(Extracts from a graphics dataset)
_ _ _ _ _
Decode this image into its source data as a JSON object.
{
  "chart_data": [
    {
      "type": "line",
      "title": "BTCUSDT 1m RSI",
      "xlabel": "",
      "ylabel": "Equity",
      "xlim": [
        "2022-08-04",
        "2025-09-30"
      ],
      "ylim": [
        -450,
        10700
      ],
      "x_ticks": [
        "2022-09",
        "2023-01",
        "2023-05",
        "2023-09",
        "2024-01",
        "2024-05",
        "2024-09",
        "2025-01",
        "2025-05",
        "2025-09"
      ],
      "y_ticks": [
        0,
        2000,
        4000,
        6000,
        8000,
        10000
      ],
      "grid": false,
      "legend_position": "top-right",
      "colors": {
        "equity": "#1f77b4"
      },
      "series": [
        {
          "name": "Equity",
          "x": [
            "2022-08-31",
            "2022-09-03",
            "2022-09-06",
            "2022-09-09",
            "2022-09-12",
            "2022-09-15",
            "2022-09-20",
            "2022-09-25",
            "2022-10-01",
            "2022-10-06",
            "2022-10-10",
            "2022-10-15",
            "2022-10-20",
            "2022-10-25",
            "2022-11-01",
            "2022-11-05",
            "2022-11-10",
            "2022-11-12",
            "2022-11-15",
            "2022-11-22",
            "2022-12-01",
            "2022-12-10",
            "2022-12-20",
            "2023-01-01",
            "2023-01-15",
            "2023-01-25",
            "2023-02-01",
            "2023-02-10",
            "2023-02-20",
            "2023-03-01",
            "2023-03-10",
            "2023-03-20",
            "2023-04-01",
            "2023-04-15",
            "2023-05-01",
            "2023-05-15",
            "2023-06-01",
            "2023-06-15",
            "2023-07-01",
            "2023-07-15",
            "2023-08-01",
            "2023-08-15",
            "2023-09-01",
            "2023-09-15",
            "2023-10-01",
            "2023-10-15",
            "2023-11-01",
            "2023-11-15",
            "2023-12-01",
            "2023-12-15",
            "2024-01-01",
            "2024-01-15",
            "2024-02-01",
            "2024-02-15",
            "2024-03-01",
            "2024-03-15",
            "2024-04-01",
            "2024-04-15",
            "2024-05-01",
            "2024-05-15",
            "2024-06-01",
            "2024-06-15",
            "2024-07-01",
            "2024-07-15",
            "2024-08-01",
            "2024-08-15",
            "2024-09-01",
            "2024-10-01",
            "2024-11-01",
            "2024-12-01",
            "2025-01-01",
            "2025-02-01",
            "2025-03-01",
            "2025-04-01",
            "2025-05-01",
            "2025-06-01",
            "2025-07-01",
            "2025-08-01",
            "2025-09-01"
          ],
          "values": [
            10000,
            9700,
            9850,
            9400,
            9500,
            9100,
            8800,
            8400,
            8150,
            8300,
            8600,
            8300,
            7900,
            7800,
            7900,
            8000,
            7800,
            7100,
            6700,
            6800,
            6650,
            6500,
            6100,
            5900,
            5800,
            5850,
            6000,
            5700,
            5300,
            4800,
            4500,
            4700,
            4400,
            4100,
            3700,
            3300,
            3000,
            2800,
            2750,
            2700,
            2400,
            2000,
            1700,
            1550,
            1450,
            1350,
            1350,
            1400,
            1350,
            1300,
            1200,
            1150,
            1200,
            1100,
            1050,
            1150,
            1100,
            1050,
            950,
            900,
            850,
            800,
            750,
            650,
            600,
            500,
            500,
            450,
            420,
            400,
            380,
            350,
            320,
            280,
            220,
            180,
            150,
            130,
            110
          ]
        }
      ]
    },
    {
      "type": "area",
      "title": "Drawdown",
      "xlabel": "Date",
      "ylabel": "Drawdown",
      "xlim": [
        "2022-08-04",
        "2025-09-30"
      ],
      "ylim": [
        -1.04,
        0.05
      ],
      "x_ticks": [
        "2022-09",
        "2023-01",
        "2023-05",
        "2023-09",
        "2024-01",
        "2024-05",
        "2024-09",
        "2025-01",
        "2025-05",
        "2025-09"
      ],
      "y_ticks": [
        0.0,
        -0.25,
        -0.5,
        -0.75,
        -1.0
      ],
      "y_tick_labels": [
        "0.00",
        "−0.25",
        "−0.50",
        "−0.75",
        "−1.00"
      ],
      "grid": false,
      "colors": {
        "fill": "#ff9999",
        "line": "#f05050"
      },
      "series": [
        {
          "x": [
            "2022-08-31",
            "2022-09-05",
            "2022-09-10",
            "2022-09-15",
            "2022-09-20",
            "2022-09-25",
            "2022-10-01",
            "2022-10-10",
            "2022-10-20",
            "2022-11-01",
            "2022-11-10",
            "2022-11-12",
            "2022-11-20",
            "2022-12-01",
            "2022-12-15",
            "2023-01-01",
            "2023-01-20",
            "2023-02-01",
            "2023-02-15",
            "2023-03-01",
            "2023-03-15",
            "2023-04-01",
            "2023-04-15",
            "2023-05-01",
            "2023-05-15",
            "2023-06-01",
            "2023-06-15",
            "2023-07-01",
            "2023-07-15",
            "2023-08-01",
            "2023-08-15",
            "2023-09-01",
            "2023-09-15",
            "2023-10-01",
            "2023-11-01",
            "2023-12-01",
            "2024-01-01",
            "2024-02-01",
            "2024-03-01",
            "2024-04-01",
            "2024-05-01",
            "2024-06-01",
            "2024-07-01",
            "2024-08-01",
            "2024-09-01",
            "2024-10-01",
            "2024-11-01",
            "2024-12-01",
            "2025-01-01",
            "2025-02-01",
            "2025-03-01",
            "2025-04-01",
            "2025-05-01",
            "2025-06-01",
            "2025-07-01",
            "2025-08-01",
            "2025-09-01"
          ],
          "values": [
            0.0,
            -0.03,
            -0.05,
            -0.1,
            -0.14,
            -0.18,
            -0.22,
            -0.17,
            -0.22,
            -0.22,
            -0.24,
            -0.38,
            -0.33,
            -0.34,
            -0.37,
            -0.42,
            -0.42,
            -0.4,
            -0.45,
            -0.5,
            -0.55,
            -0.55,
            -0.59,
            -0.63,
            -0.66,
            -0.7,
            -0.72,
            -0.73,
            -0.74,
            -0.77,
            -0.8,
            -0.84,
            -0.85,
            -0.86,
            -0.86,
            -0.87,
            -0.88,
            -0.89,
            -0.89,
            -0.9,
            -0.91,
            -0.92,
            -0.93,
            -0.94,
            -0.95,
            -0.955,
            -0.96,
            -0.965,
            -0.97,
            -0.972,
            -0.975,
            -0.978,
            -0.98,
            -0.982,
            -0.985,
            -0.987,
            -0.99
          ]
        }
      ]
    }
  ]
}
_ _ _ _ _
(INSTRUCTION) Transcribe the entire listing above precisely.

(SOLUTION FOR THIS TASK)
Decode this image into its source data as a JSON object.
{
  "chart_data": [
    {
      "type": "line",
      "title": "BTCUSDT 1m RSI",
      "xlabel": "",
      "ylabel": "Equity",
      "xlim": [
        "2022-08-04",
        "2025-09-30"
      ],
      "ylim": [
        -450,
        10700
      ],
      "x_ticks": [
        "2022-09",
        "2023-01",
        "2023-05",
        "2023-09",
        "2024-01",
        "2024-05",
        "2024-09",
        "2025-01",
        "2025-05",
        "2025-09"
      ],
      "y_ticks": [
        0,
        2000,
        4000,
        6000,
        8000,
        10000
      ],
      "grid": false,
      "legend_position": "top-right",
      "colors": {
        "equity": "#1f77b4"
      },
      "series": [
        {
          "name": "Equity",
          "x": [
            "2022-08-31",
            "2022-09-03",
            "2022-09-06",
            "2022-09-09",
            "2022-09-12",
            "2022-09-15",
            "2022-09-20",
            "2022-09-25",
            "2022-10-01",
            "2022-10-06",
            "2022-10-10",
            "2022-10-15",
            "2022-10-20",
            "2022-10-25",
            "2022-11-01",
            "2022-11-05",
            "2022-11-10",
            "2022-11-12",
            "2022-11-15",
            "2022-11-22",
            "2022-12-01",
            "2022-12-10",
            "2022-12-20",
            "2023-01-01",
            "2023-01-15",
            "2023-01-25",
            "2023-02-01",
            "2023-02-10",
            "2023-02-20",
            "2023-03-01",
            "2023-03-10",
            "2023-03-20",
            "2023-04-01",
            "2023-04-15",
            "2023-05-01",
            "2023-05-15",
            "2023-06-01",
            "2023-06-15",
            "2023-07-01",
            "2023-07-15",
            "2023-08-01",
            "2023-08-15",
            "2023-09-01",
            "2023-09-15",
            "2023-10-01",
            "2023-10-15",
            "2023-11-01",
            "2023-11-15",
            "2023-12-01",
            "2023-12-15",
            "2024-01-01",
            "2024-01-15",
            "2024-02-01",
            "2024-02-15",
            "2024-03-01",
            "2024-03-15",
            "2024-04-01",
            "2024-04-15",
            "2024-05-01",
            "2024-05-15",
            "2024-06-01",
            "2024-06-15",
            "2024-07-01",
            "2024-07-15",
            "2024-08-01",
            "2024-08-15",
            "2024-09-01",
            "2024-10-01",
            "2024-11-01",
            "2024-12-01",
            "2025-01-01",
            "2025-02-01",
            "2025-03-01",
            "2025-04-01",
            "2025-05-01",
            "2025-06-01",
            "2025-07-01",
            "2025-08-01",
            "2025-09-01"
          ],
          "values": [
            10000,
            9700,
            9850,
            9400,
            9500,
            9100,
            8800,
            8400,
            8150,
            8300,
            8600,
            8300,
            7900,
            7800,
            7900,
            8000,
            7800,
            7100,
            6700,
            6800,
            6650,
            6500,
            6100,
            5900,
            5800,
            5850,
            6000,
            5700,
            5300,
            4800,
            4500,
            4700,
            4400,
            4100,
            3700,
            3300,
            3000,
            2800,
            2750,
            2700,
            2400,
            2000,
            1700,
            1550,
            1450,
            1350,
            1350,
            1400,
            1350,
            1300,
            1200,
            1150,
            1200,
            1100,
            1050,
            1150,
            1100,
            1050,
            950,
            900,
            850,
            800,
            750,
            650,
            600,
            500,
            500,
            450,
            420,
            400,
            380,
            350,
            320,
            280,
            220,
            180,
            150,
            130,
            110
          ]
        }
      ]
    },
    {
      "type": "area",
      "title": "Drawdown",
      "xlabel": "Date",
      "ylabel": "Drawdown",
      "xlim": [
        "2022-08-04",
        "2025-09-30"
      ],
      "ylim": [
        -1.04,
        0.05
      ],
      "x_ticks": [
        "2022-09",
        "2023-01",
        "2023-05",
        "2023-09",
        "2024-01",
        "2024-05",
        "2024-09",
        "2025-01",
        "2025-05",
        "2025-09"
      ],
      "y_ticks": [
        0.0,
        -0.25,
        -0.5,
        -0.75,
        -1.0
      ],
      "y_tick_labels": [
        "0.00",
        "−0.25",
        "−0.50",
        "−0.75",
        "−1.00"
      ],
      "grid": false,
      "colors": {
        "fill": "#ff9999",
        "line": "#f05050"
      },
      "series": [
        {
          "x": [
            "2022-08-31",
            "2022-09-05",
            "2022-09-10",
            "2022-09-15",
            "2022-09-20",
            "2022-09-25",
            "2022-10-01",
            "2022-10-10",
            "2022-10-20",
            "2022-11-01",
            "2022-11-10",
            "2022-11-12",
            "2022-11-20",
            "2022-12-01",
            "2022-12-15",
            "2023-01-01",
            "2023-01-20",
            "2023-02-01",
            "2023-02-15",
            "2023-03-01",
            "2023-03-15",
            "2023-04-01",
            "2023-04-15",
            "2023-05-01",
            "2023-05-15",
            "2023-06-01",
            "2023-06-15",
            "2023-07-01",
            "2023-07-15",
            "2023-08-01",
            "2023-08-15",
            "2023-09-01",
            "2023-09-15",
            "2023-10-01",
            "2023-11-01",
            "2023-12-01",
            "2024-01-01",
            "2024-02-01",
            "2024-03-01",
            "2024-04-01",
            "2024-05-01",
            "2024-06-01",
            "2024-07-01",
            "2024-08-01",
            "2024-09-01",
            "2024-10-01",
            "2024-11-01",
            "2024-12-01",
            "2025-01-01",
            "2025-02-01",
            "2025-03-01",
            "2025-04-01",
            "2025-05-01",
            "2025-06-01",
            "2025-07-01",
            "2025-08-01",
            "2025-09-01"
          ],
          "values": [
            0.0,
            -0.03,
            -0.05,
            -0.1,
            -0.14,
            -0.18,
            -0.22,
            -0.17,
            -0.22,
            -0.22,
            -0.24,
            -0.38,
            -0.33,
            -0.34,
            -0.37,
            -0.42,
            -0.42,
            -0.4,
            -0.45,
            -0.5,
            -0.55,
            -0.55,
            -0.59,
            -0.63,
            -0.66,
            -0.7,
            -0.72,
            -0.73,
            -0.74,
            -0.77,
            -0.8,
            -0.84,
            -0.85,
            -0.86,
            -0.86,
            -0.87,
            -0.88,
            -0.89,
            -0.89,
            -0.9,
            -0.91,
            -0.92,
            -0.93,
            -0.94,
            -0.95,
            -0.955,
            -0.96,
            -0.965,
            -0.97,
            -0.972,
            -0.975,
            -0.978,
            -0.98,
            -0.982,
            -0.985,
            -0.987,
            -0.99
          ]
        }
      ]
    }
  ]
}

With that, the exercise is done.